[Start of Records for the task]
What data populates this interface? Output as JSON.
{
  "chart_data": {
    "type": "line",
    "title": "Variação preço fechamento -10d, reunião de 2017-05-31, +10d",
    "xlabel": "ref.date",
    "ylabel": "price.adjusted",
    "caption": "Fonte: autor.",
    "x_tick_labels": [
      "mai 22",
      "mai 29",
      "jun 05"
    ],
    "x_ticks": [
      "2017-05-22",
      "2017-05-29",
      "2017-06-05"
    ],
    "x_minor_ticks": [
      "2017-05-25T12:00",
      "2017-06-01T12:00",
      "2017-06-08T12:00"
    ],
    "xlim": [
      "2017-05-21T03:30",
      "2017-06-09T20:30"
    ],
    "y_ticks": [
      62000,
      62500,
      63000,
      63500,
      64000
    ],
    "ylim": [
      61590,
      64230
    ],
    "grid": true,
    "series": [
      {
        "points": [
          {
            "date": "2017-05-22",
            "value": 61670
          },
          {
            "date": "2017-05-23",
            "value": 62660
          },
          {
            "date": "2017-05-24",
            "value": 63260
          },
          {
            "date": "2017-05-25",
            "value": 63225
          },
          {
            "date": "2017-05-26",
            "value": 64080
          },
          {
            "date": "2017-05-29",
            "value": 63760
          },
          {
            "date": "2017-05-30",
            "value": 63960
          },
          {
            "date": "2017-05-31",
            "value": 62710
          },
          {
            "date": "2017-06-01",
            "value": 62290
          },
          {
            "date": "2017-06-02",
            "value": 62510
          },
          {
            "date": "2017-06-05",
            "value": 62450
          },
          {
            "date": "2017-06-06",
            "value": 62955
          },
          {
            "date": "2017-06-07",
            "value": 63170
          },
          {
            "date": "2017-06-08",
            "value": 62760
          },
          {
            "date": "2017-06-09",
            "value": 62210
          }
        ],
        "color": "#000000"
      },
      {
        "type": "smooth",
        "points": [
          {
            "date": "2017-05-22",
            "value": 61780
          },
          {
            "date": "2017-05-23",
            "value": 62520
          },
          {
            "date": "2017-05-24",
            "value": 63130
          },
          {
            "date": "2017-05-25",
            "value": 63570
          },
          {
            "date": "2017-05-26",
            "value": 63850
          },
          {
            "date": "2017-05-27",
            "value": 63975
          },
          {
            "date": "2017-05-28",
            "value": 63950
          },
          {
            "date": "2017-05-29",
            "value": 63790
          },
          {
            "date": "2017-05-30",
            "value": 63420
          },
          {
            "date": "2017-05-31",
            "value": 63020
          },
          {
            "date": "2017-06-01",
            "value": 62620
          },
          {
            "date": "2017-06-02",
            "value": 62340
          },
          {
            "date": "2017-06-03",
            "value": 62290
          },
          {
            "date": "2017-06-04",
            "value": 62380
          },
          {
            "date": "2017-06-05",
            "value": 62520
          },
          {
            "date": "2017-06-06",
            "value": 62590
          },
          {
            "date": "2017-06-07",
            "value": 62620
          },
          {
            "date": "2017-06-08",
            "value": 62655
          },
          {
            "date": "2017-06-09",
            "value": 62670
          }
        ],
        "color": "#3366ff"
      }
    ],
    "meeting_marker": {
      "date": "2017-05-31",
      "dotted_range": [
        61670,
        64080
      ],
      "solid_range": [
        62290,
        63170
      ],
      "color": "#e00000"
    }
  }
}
[End of Records for the task]
[Start of Records for the task]
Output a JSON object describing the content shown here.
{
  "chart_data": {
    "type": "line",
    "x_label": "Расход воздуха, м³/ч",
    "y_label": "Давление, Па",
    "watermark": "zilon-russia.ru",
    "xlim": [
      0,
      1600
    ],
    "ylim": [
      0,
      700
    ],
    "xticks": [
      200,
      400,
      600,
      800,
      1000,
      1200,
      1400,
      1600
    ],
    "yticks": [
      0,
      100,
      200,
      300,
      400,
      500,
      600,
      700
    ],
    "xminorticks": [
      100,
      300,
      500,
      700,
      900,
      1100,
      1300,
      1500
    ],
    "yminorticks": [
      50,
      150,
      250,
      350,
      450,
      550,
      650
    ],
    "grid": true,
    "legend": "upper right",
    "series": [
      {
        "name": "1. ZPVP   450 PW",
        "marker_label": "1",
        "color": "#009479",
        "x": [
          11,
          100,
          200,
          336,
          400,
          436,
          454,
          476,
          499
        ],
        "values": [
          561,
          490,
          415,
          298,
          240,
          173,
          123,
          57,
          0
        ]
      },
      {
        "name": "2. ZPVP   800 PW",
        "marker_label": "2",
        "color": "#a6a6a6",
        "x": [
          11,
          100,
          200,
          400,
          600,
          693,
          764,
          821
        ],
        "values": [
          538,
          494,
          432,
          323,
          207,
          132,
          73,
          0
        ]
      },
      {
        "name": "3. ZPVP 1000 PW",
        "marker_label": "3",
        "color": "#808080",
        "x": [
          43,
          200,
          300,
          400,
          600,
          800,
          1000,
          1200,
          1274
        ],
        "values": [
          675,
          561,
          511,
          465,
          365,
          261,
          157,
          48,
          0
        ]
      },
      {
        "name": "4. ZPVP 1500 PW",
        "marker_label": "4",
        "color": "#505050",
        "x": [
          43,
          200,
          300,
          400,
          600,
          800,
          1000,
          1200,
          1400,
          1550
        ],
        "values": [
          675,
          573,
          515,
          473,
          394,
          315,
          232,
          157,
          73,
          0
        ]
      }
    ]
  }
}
[End of Records for the task]
> Task details: State how many lines in the records above contain the word "ZPVP", giving only the number.

> Result of the task: 4